[Start of Attachment]
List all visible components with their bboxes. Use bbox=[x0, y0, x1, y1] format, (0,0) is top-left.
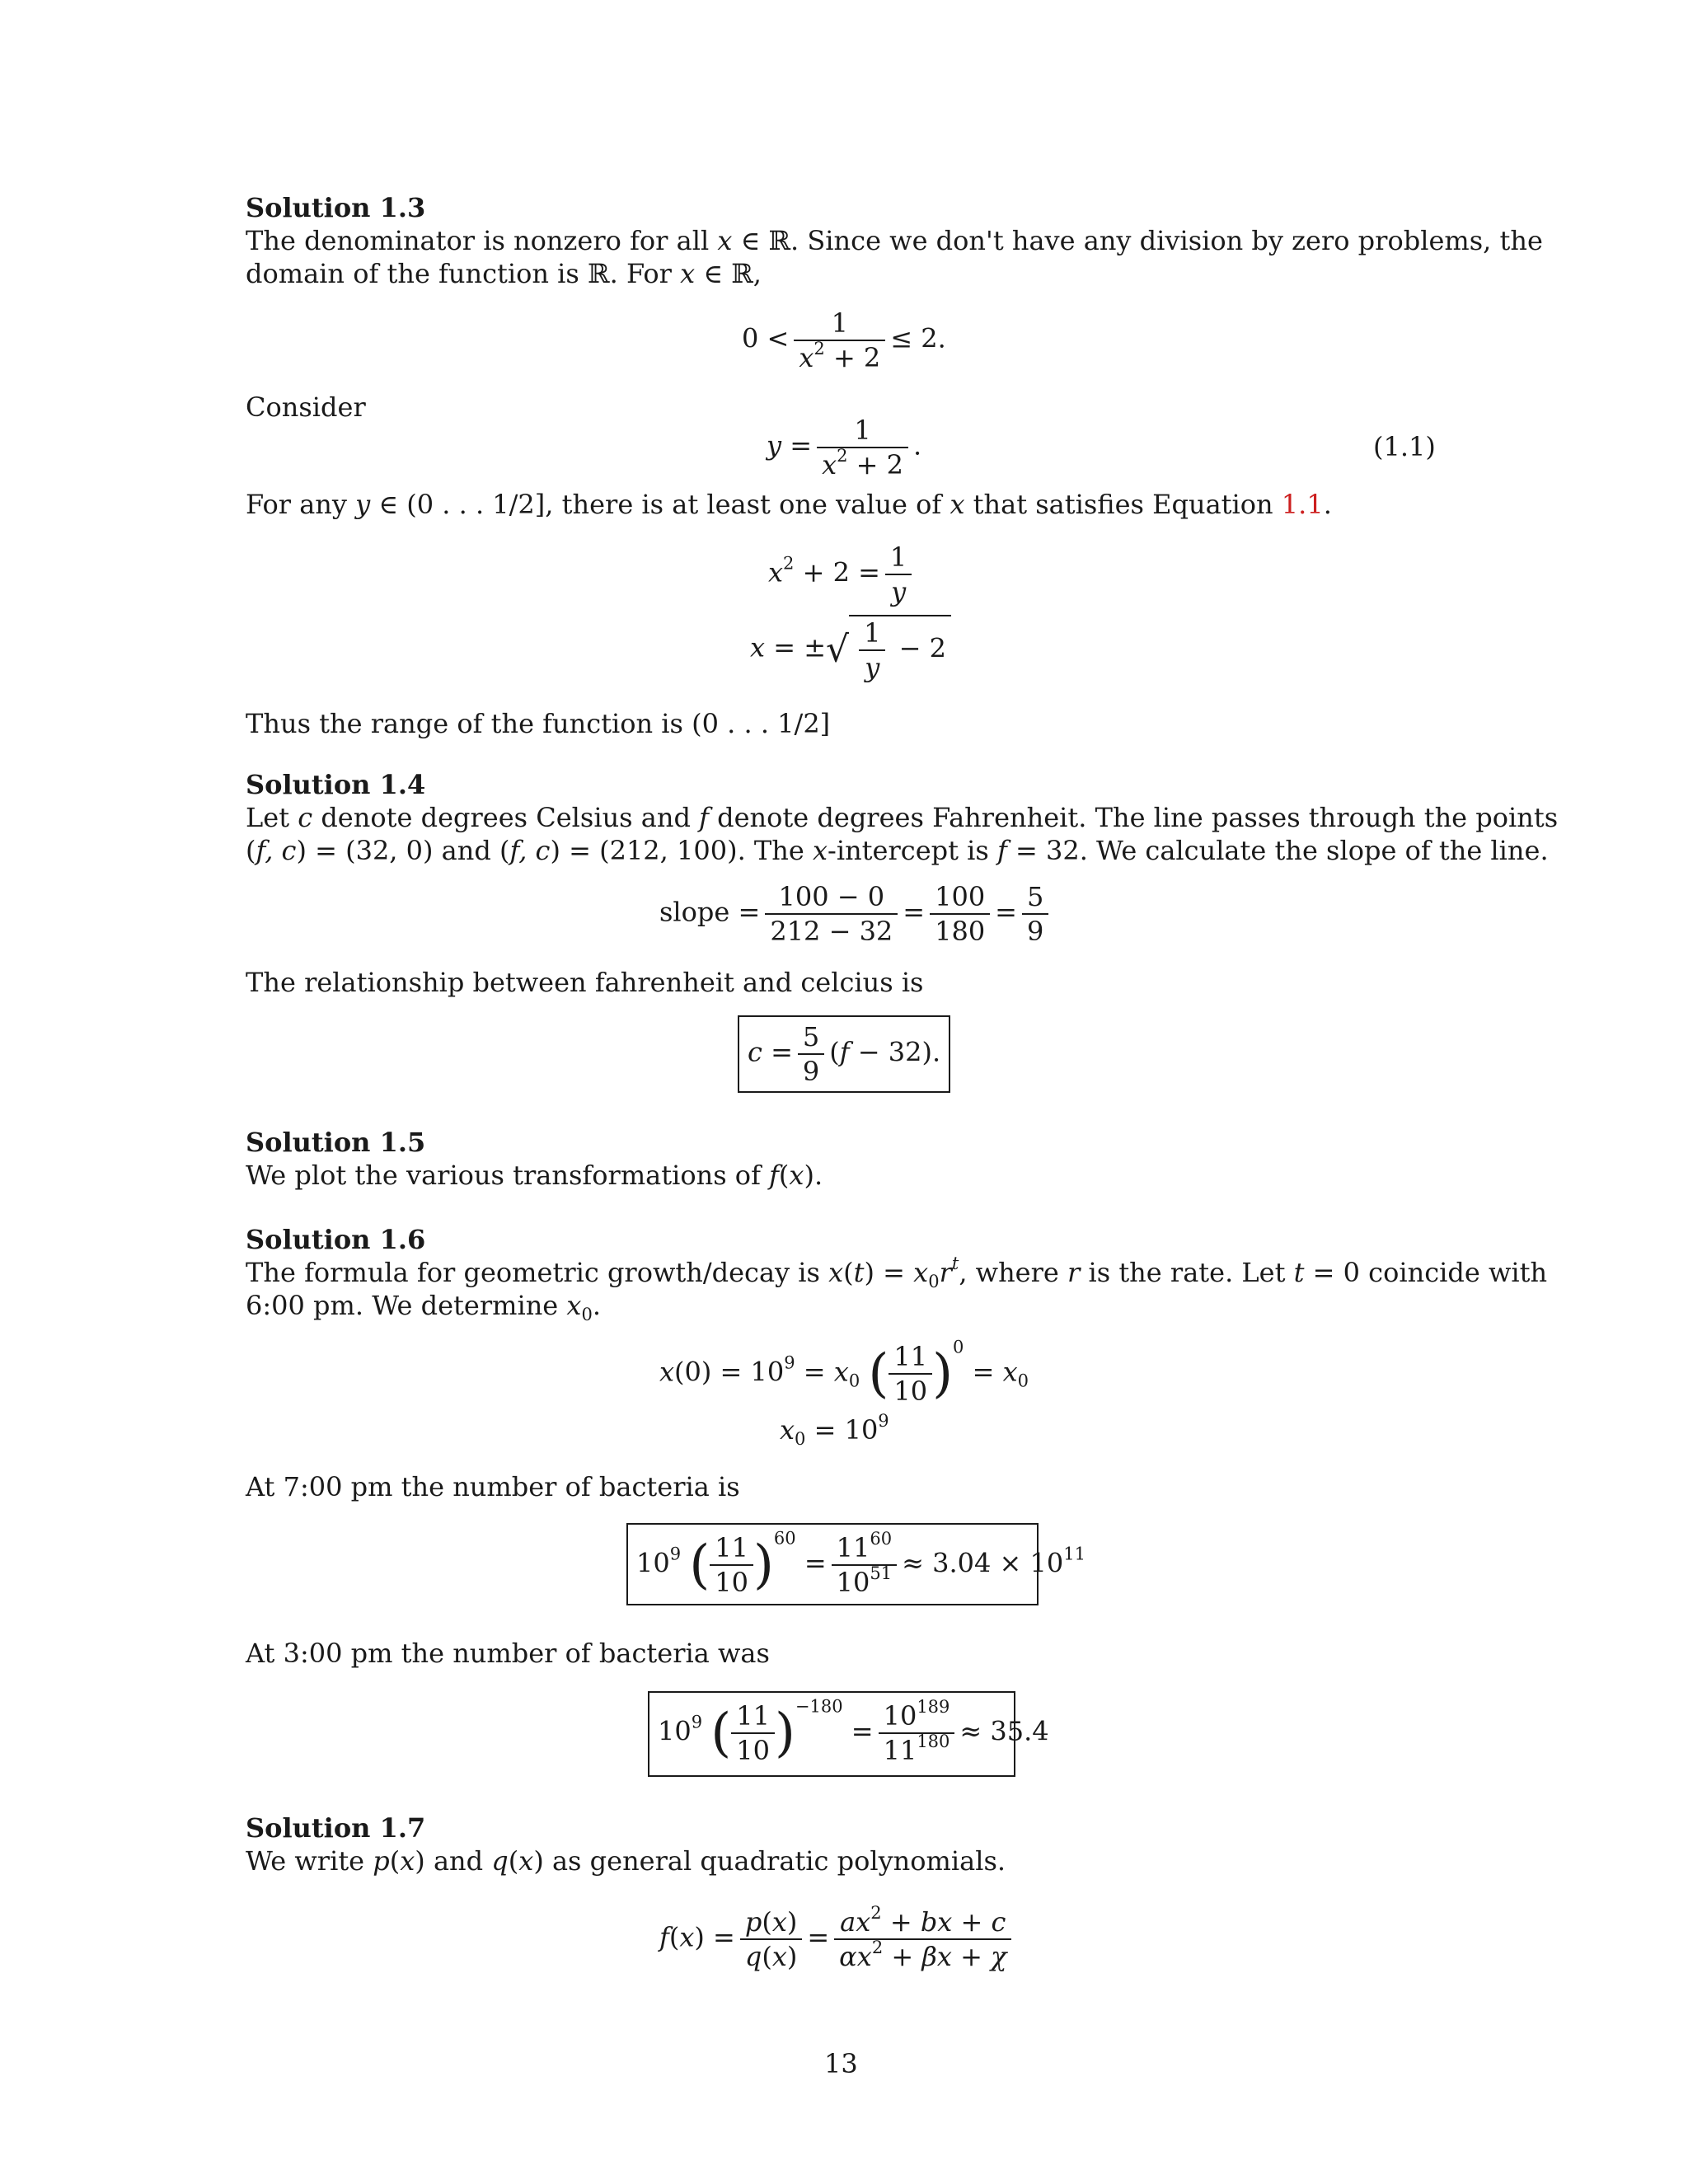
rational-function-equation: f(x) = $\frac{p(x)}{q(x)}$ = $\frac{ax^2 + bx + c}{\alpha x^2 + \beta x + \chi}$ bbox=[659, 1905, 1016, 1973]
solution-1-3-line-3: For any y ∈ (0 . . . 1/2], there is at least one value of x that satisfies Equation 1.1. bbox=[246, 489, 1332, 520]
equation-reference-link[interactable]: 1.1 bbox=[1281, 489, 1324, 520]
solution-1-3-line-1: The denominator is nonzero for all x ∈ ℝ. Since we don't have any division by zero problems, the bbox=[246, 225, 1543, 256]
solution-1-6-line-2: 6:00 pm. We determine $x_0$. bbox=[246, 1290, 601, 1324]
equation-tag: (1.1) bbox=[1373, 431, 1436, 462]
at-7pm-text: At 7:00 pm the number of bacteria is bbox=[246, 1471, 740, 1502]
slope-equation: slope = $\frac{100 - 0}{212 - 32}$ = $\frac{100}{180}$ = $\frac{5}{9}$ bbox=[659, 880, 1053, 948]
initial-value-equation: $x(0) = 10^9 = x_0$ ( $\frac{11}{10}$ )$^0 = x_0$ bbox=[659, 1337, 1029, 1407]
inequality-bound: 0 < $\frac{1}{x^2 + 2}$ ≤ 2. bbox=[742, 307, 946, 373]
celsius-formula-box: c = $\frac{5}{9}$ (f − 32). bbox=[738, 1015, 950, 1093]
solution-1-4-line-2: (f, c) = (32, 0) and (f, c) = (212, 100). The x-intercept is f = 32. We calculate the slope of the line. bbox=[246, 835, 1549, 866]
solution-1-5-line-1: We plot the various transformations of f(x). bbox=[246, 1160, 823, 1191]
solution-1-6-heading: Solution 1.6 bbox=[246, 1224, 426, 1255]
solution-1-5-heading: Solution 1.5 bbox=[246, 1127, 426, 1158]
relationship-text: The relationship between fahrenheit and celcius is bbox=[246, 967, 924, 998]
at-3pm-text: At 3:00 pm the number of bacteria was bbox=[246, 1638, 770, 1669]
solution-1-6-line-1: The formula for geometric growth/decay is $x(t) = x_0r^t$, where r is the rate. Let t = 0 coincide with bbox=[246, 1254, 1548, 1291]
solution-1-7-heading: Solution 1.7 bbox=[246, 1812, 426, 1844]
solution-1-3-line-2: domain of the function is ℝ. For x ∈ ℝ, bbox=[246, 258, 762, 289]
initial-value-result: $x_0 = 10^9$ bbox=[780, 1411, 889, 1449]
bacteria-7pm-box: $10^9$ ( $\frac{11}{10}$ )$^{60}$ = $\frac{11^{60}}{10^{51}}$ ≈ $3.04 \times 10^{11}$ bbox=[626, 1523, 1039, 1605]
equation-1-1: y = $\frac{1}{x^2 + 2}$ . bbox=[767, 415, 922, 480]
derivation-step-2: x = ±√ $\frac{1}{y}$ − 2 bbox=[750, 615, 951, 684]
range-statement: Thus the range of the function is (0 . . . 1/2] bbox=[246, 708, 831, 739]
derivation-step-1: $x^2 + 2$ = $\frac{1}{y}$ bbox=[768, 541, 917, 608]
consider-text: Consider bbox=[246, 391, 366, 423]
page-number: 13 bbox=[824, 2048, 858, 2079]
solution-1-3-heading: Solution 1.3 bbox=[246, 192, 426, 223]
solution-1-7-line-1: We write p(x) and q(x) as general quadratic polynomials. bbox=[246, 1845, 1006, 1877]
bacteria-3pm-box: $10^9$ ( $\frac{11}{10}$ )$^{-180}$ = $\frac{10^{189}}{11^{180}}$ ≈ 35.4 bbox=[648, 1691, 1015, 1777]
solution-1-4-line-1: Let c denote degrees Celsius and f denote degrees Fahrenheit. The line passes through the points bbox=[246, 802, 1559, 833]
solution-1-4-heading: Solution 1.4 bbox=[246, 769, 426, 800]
[End of Attachment]
Keeping every word as it is, write out all the data and omit the pictures.

▶ _Exercise result_:
List all visible components with their bboxes. Use bbox=[x0, y0, x1, y1] format, (0,0) is top-left.
rational-function-equation: f(x) = $\frac{p(x)}{q(x)}$ = $\frac{ax^2 + bx + c}{\alpha x^2 + \beta x + \chi}$ bbox=[659, 1905, 1016, 1973]
solution-1-3-line-3: For any y ∈ (0 . . . 1/2], there is at least one value of x that satisfies Equation 1.1. bbox=[246, 489, 1332, 520]
equation-reference-link[interactable]: 1.1 bbox=[1281, 489, 1324, 520]
solution-1-3-line-1: The denominator is nonzero for all x ∈ ℝ. Since we don't have any division by zero problems, the bbox=[246, 225, 1543, 256]
solution-1-6-line-2: 6:00 pm. We determine $x_0$. bbox=[246, 1290, 601, 1324]
equation-tag: (1.1) bbox=[1373, 431, 1436, 462]
at-7pm-text: At 7:00 pm the number of bacteria is bbox=[246, 1471, 740, 1502]
slope-equation: slope = $\frac{100 - 0}{212 - 32}$ = $\frac{100}{180}$ = $\frac{5}{9}$ bbox=[659, 880, 1053, 948]
initial-value-equation: $x(0) = 10^9 = x_0$ ( $\frac{11}{10}$ )$^0 = x_0$ bbox=[659, 1337, 1029, 1407]
inequality-bound: 0 < $\frac{1}{x^2 + 2}$ ≤ 2. bbox=[742, 307, 946, 373]
celsius-formula-box: c = $\frac{5}{9}$ (f − 32). bbox=[738, 1015, 950, 1093]
solution-1-4-line-2: (f, c) = (32, 0) and (f, c) = (212, 100). The x-intercept is f = 32. We calculate the slope of the line. bbox=[246, 835, 1549, 866]
solution-1-5-line-1: We plot the various transformations of f(x). bbox=[246, 1160, 823, 1191]
solution-1-6-heading: Solution 1.6 bbox=[246, 1224, 426, 1255]
solution-1-5-heading: Solution 1.5 bbox=[246, 1127, 426, 1158]
relationship-text: The relationship between fahrenheit and celcius is bbox=[246, 967, 924, 998]
at-3pm-text: At 3:00 pm the number of bacteria was bbox=[246, 1638, 770, 1669]
solution-1-6-line-1: The formula for geometric growth/decay is $x(t) = x_0r^t$, where r is the rate. Let t = 0 coincide with bbox=[246, 1254, 1548, 1291]
solution-1-7-heading: Solution 1.7 bbox=[246, 1812, 426, 1844]
solution-1-3-line-2: domain of the function is ℝ. For x ∈ ℝ, bbox=[246, 258, 762, 289]
initial-value-result: $x_0 = 10^9$ bbox=[780, 1411, 889, 1449]
bacteria-7pm-box: $10^9$ ( $\frac{11}{10}$ )$^{60}$ = $\frac{11^{60}}{10^{51}}$ ≈ $3.04 \times 10^{11}$ bbox=[626, 1523, 1039, 1605]
equation-1-1: y = $\frac{1}{x^2 + 2}$ . bbox=[767, 415, 922, 480]
derivation-step-2: x = ±√ $\frac{1}{y}$ − 2 bbox=[750, 615, 951, 684]
range-statement: Thus the range of the function is (0 . . . 1/2] bbox=[246, 708, 831, 739]
derivation-step-1: $x^2 + 2$ = $\frac{1}{y}$ bbox=[768, 541, 917, 608]
consider-text: Consider bbox=[246, 391, 366, 423]
page-number: 13 bbox=[824, 2048, 858, 2079]
solution-1-3-heading: Solution 1.3 bbox=[246, 192, 426, 223]
solution-1-7-line-1: We write p(x) and q(x) as general quadratic polynomials. bbox=[246, 1845, 1006, 1877]
bacteria-3pm-box: $10^9$ ( $\frac{11}{10}$ )$^{-180}$ = $\frac{10^{189}}{11^{180}}$ ≈ 35.4 bbox=[648, 1691, 1015, 1777]
solution-1-4-line-1: Let c denote degrees Celsius and f denote degrees Fahrenheit. The line passes through the points bbox=[246, 802, 1559, 833]
solution-1-4-heading: Solution 1.4 bbox=[246, 769, 426, 800]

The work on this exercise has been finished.